[Data records]
--------------------

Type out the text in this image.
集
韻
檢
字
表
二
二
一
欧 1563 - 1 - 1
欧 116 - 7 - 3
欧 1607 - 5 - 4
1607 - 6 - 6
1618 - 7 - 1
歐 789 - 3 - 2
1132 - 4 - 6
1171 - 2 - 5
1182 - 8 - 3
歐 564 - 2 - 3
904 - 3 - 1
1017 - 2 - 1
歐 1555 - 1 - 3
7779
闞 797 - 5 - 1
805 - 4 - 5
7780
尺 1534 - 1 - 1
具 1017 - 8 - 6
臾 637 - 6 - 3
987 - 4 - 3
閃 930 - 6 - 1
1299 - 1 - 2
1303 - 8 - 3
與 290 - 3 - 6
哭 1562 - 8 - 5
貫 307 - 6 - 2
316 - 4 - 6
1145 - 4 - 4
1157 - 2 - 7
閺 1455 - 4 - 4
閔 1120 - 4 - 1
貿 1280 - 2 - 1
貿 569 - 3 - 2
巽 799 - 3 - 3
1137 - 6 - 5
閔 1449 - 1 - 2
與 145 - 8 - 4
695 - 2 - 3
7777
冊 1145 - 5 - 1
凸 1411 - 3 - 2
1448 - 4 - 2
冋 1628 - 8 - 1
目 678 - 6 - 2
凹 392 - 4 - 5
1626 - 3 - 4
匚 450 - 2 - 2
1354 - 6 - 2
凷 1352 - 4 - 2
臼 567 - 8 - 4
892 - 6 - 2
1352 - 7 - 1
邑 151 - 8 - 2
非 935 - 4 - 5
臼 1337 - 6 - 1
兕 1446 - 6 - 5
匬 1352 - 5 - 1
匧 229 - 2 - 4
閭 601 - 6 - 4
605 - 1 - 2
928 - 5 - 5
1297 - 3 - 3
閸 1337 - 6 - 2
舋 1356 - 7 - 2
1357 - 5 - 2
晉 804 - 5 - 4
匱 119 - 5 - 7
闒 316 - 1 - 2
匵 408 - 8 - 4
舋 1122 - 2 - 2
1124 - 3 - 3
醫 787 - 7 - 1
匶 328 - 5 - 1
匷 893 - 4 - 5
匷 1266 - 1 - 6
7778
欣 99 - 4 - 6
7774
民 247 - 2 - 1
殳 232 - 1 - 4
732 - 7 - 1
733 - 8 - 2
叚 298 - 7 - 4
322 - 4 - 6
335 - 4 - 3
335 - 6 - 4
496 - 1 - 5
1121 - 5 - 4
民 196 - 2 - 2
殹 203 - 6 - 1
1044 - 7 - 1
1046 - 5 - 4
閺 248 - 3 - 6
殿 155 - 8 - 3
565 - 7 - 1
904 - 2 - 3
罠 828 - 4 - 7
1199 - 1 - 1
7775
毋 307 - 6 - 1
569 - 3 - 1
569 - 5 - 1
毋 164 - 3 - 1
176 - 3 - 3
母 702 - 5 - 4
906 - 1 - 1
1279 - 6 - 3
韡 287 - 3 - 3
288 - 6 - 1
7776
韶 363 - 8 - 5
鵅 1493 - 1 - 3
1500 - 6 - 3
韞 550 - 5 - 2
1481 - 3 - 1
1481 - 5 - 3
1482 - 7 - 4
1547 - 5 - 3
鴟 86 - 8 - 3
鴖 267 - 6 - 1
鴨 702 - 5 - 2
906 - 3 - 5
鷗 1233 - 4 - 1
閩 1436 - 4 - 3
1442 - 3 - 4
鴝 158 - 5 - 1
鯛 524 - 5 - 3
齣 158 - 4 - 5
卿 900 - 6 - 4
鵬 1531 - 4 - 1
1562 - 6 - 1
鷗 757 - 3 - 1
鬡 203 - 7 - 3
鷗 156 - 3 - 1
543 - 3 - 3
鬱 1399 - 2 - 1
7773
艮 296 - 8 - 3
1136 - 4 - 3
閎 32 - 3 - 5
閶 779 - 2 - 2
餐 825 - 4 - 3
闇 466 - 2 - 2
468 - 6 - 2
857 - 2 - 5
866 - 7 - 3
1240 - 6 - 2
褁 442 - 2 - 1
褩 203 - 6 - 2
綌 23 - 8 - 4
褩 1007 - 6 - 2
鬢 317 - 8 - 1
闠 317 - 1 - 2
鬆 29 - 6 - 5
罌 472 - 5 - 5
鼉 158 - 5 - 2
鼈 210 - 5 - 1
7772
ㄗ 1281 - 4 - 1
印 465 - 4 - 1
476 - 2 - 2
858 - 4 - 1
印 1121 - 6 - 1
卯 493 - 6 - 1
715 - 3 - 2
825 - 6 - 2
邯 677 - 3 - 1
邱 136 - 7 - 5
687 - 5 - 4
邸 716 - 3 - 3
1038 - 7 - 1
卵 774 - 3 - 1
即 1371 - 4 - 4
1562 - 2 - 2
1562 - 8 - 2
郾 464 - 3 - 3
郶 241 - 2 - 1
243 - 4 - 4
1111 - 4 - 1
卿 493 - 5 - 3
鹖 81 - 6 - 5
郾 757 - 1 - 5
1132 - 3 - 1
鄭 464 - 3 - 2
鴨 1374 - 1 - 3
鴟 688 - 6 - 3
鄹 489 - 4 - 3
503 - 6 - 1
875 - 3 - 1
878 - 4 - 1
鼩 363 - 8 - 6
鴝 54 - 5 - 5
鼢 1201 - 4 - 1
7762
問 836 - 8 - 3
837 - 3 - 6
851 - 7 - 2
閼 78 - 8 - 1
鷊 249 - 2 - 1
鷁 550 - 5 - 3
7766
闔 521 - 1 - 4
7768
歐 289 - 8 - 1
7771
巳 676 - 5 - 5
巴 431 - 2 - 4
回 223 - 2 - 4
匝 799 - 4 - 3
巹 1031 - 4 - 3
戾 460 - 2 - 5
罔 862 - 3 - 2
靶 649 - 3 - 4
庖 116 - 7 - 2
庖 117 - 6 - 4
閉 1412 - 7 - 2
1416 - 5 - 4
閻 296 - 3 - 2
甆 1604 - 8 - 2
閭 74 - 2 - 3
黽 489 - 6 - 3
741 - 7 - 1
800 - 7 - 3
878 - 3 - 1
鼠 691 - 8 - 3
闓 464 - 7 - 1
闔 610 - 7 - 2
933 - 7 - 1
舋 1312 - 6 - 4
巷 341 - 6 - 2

--------------------

DIRECTION: Each record above must be given again exactly.

SOLUTION:
Type out the text in this image.
集
韻
檢
字
表
二
二
一
欧 1563 - 1 - 1
欧 116 - 7 - 3
欧 1607 - 5 - 4
1607 - 6 - 6
1618 - 7 - 1
歐 789 - 3 - 2
1132 - 4 - 6
1171 - 2 - 5
1182 - 8 - 3
歐 564 - 2 - 3
904 - 3 - 1
1017 - 2 - 1
歐 1555 - 1 - 3
7779
闞 797 - 5 - 1
805 - 4 - 5
7780
尺 1534 - 1 - 1
具 1017 - 8 - 6
臾 637 - 6 - 3
987 - 4 - 3
閃 930 - 6 - 1
1299 - 1 - 2
1303 - 8 - 3
與 290 - 3 - 6
哭 1562 - 8 - 5
貫 307 - 6 - 2
316 - 4 - 6
1145 - 4 - 4
1157 - 2 - 7
閺 1455 - 4 - 4
閔 1120 - 4 - 1
貿 1280 - 2 - 1
貿 569 - 3 - 2
巽 799 - 3 - 3
1137 - 6 - 5
閔 1449 - 1 - 2
與 145 - 8 - 4
695 - 2 - 3
7777
冊 1145 - 5 - 1
凸 1411 - 3 - 2
1448 - 4 - 2
冋 1628 - 8 - 1
目 678 - 6 - 2
凹 392 - 4 - 5
1626 - 3 - 4
匚 450 - 2 - 2
1354 - 6 - 2
凷 1352 - 4 - 2
臼 567 - 8 - 4
892 - 6 - 2
1352 - 7 - 1
邑 151 - 8 - 2
非 935 - 4 - 5
臼 1337 - 6 - 1
兕 1446 - 6 - 5
匬 1352 - 5 - 1
匧 229 - 2 - 4
閭 601 - 6 - 4
605 - 1 - 2
928 - 5 - 5
1297 - 3 - 3
閸 1337 - 6 - 2
舋 1356 - 7 - 2
1357 - 5 - 2
晉 804 - 5 - 4
匱 119 - 5 - 7
闒 316 - 1 - 2
匵 408 - 8 - 4
舋 1122 - 2 - 2
1124 - 3 - 3
醫 787 - 7 - 1
匶 328 - 5 - 1
匷 893 - 4 - 5
匷 1266 - 1 - 6
7778
欣 99 - 4 - 6
7774
民 247 - 2 - 1
殳 232 - 1 - 4
732 - 7 - 1
733 - 8 - 2
叚 298 - 7 - 4
322 - 4 - 6
335 - 4 - 3
335 - 6 - 4
496 - 1 - 5
1121 - 5 - 4
民 196 - 2 - 2
殹 203 - 6 - 1
1044 - 7 - 1
1046 - 5 - 4
閺 248 - 3 - 6
殿 155 - 8 - 3
565 - 7 - 1
904 - 2 - 3
罠 828 - 4 - 7
1199 - 1 - 1
7775
毋 307 - 6 - 1
569 - 3 - 1
569 - 5 - 1
毋 164 - 3 - 1
176 - 3 - 3
母 702 - 5 - 4
906 - 1 - 1
1279 - 6 - 3
韡 287 - 3 - 3
288 - 6 - 1
7776
韶 363 - 8 - 5
鵅 1493 - 1 - 3
1500 - 6 - 3
韞 550 - 5 - 2
1481 - 3 - 1
1481 - 5 - 3
1482 - 7 - 4
1547 - 5 - 3
鴟 86 - 8 - 3
鴖 267 - 6 - 1
鴨 702 - 5 - 2
906 - 3 - 5
鷗 1233 - 4 - 1
閩 1436 - 4 - 3
1442 - 3 - 4
鴝 158 - 5 - 1
鯛 524 - 5 - 3
齣 158 - 4 - 5
卿 900 - 6 - 4
鵬 1531 - 4 - 1
1562 - 6 - 1
鷗 757 - 3 - 1
鬡 203 - 7 - 3
鷗 156 - 3 - 1
543 - 3 - 3
鬱 1399 - 2 - 1
7773
艮 296 - 8 - 3
1136 - 4 - 3
閎 32 - 3 - 5
閶 779 - 2 - 2
餐 825 - 4 - 3
闇 466 - 2 - 2
468 - 6 - 2
857 - 2 - 5
866 - 7 - 3
1240 - 6 - 2
褁 442 - 2 - 1
褩 203 - 6 - 2
綌 23 - 8 - 4
褩 1007 - 6 - 2
鬢 317 - 8 - 1
闠 317 - 1 - 2
鬆 29 - 6 - 5
罌 472 - 5 - 5
鼉 158 - 5 - 2
鼈 210 - 5 - 1
7772
ㄗ 1281 - 4 - 1
印 465 - 4 - 1
476 - 2 - 2
858 - 4 - 1
印 1121 - 6 - 1
卯 493 - 6 - 1
715 - 3 - 2
825 - 6 - 2
邯 677 - 3 - 1
邱 136 - 7 - 5
687 - 5 - 4
邸 716 - 3 - 3
1038 - 7 - 1
卵 774 - 3 - 1
即 1371 - 4 - 4
1562 - 2 - 2
1562 - 8 - 2
郾 464 - 3 - 3
郶 241 - 2 - 1
243 - 4 - 4
1111 - 4 - 1
卿 493 - 5 - 3
鹖 81 - 6 - 5
郾 757 - 1 - 5
1132 - 3 - 1
鄭 464 - 3 - 2
鴨 1374 - 1 - 3
鴟 688 - 6 - 3
鄹 489 - 4 - 3
503 - 6 - 1
875 - 3 - 1
878 - 4 - 1
鼩 363 - 8 - 6
鴝 54 - 5 - 5
鼢 1201 - 4 - 1
7762
問 836 - 8 - 3
837 - 3 - 6
851 - 7 - 2
閼 78 - 8 - 1
鷊 249 - 2 - 1
鷁 550 - 5 - 3
7766
闔 521 - 1 - 4
7768
歐 289 - 8 - 1
7771
巳 676 - 5 - 5
巴 431 - 2 - 4
回 223 - 2 - 4
匝 799 - 4 - 3
巹 1031 - 4 - 3
戾 460 - 2 - 5
罔 862 - 3 - 2
靶 649 - 3 - 4
庖 116 - 7 - 2
庖 117 - 6 - 4
閉 1412 - 7 - 2
1416 - 5 - 4
閻 296 - 3 - 2
甆 1604 - 8 - 2
閭 74 - 2 - 3
黽 489 - 6 - 3
741 - 7 - 1
800 - 7 - 3
878 - 3 - 1
鼠 691 - 8 - 3
闓 464 - 7 - 1
闔 610 - 7 - 2
933 - 7 - 1
舋 1312 - 6 - 4
巷 341 - 6 - 2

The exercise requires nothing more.